PROMPT: Copy out lines with the word "Erwartungen" from the material that follows.

-- START OF SUPPLIED RECORDS --

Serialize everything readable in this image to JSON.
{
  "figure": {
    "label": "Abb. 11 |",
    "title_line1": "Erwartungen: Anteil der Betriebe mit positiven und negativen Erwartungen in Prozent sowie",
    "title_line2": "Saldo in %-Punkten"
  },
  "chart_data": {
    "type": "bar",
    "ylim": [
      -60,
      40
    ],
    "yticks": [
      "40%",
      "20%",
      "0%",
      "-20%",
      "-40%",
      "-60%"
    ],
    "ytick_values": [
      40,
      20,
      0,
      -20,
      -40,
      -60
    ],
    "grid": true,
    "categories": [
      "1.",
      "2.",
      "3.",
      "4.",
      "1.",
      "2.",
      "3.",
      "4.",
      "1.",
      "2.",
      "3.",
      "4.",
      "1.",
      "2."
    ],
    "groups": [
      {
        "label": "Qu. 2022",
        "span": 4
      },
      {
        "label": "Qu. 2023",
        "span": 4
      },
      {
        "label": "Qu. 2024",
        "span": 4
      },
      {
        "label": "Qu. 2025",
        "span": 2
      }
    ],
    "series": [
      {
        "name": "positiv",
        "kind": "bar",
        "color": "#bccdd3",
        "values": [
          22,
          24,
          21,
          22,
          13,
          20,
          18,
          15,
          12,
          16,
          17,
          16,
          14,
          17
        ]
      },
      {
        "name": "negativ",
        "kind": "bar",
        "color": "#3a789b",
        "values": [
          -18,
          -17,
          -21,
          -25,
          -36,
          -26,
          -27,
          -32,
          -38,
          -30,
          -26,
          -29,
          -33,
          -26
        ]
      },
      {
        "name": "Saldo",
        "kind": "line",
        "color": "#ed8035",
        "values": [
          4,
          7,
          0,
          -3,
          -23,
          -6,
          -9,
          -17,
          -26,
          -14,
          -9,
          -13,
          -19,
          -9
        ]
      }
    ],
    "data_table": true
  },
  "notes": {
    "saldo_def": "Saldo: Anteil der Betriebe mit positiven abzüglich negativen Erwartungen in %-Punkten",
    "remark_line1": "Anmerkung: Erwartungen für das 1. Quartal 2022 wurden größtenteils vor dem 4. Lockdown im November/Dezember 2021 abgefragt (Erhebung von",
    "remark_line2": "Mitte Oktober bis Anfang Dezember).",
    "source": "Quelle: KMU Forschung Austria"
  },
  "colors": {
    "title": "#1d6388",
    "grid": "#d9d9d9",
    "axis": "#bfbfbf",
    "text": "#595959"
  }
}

-- END OF SUPPLIED RECORDS --

IN RESPONSE:
    "title_line1": "Erwartungen: Anteil der Betriebe mit positiven und negativen Erwartungen in Prozent sowie",
    "saldo_def": "Saldo: Anteil der Betriebe mit positiven abzüglich negativen Erwartungen in %-Punkten",
    "remark_line1": "Anmerkung: Erwartungen für das 1. Quartal 2022 wurden größtenteils vor dem 4. Lockdown im November/Dezember 2021 abgefragt (Erhebung von",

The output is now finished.